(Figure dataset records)
---

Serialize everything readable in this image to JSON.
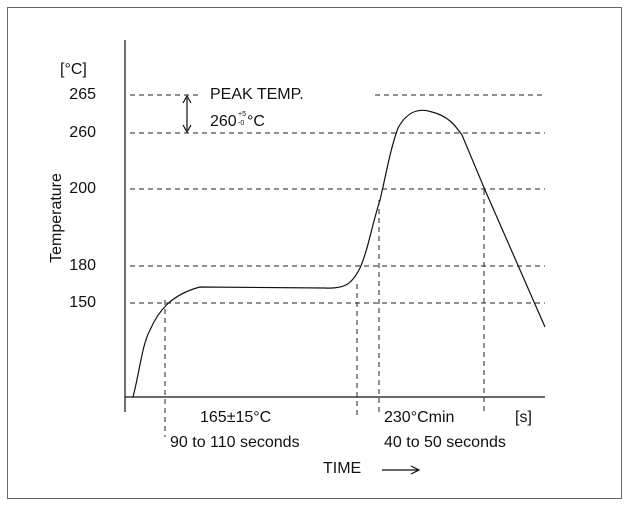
{
  "y_axis": {
    "unit": "[°C]",
    "label": "Temperature",
    "ticks": [
      "265",
      "260",
      "200",
      "180",
      "150"
    ]
  },
  "peak": {
    "title": "PEAK TEMP.",
    "value": "260",
    "plus": "+5",
    "minus": "-0",
    "unit": "°C"
  },
  "preheat": {
    "temp": "165±15°C",
    "duration": "90 to 110 seconds"
  },
  "reflow": {
    "temp": "230°Cmin",
    "duration": "40 to 50 seconds"
  },
  "x_axis": {
    "unit": "[s]",
    "label": "TIME"
  }
}
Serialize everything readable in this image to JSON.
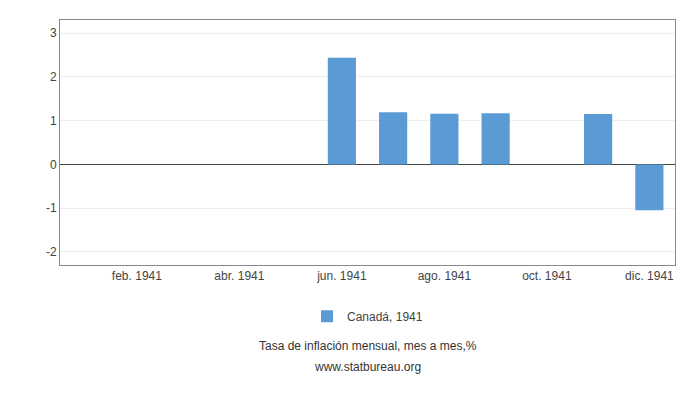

---

EXERCISE →
Except for the pictures, print the data above exactly.

RESPONSE →
Serialize everything readable in this image to JSON.
{
  "y_axis": {
    "unit": "[°C]",
    "label": "Temperature",
    "ticks": [
      "265",
      "260",
      "200",
      "180",
      "150"
    ]
  },
  "peak": {
    "title": "PEAK TEMP.",
    "value": "260",
    "plus": "+5",
    "minus": "-0",
    "unit": "°C"
  },
  "preheat": {
    "temp": "165±15°C",
    "duration": "90 to 110 seconds"
  },
  "reflow": {
    "temp": "230°Cmin",
    "duration": "40 to 50 seconds"
  },
  "x_axis": {
    "unit": "[s]",
    "label": "TIME"
  }
}
Serialize everything readable in this image to JSON.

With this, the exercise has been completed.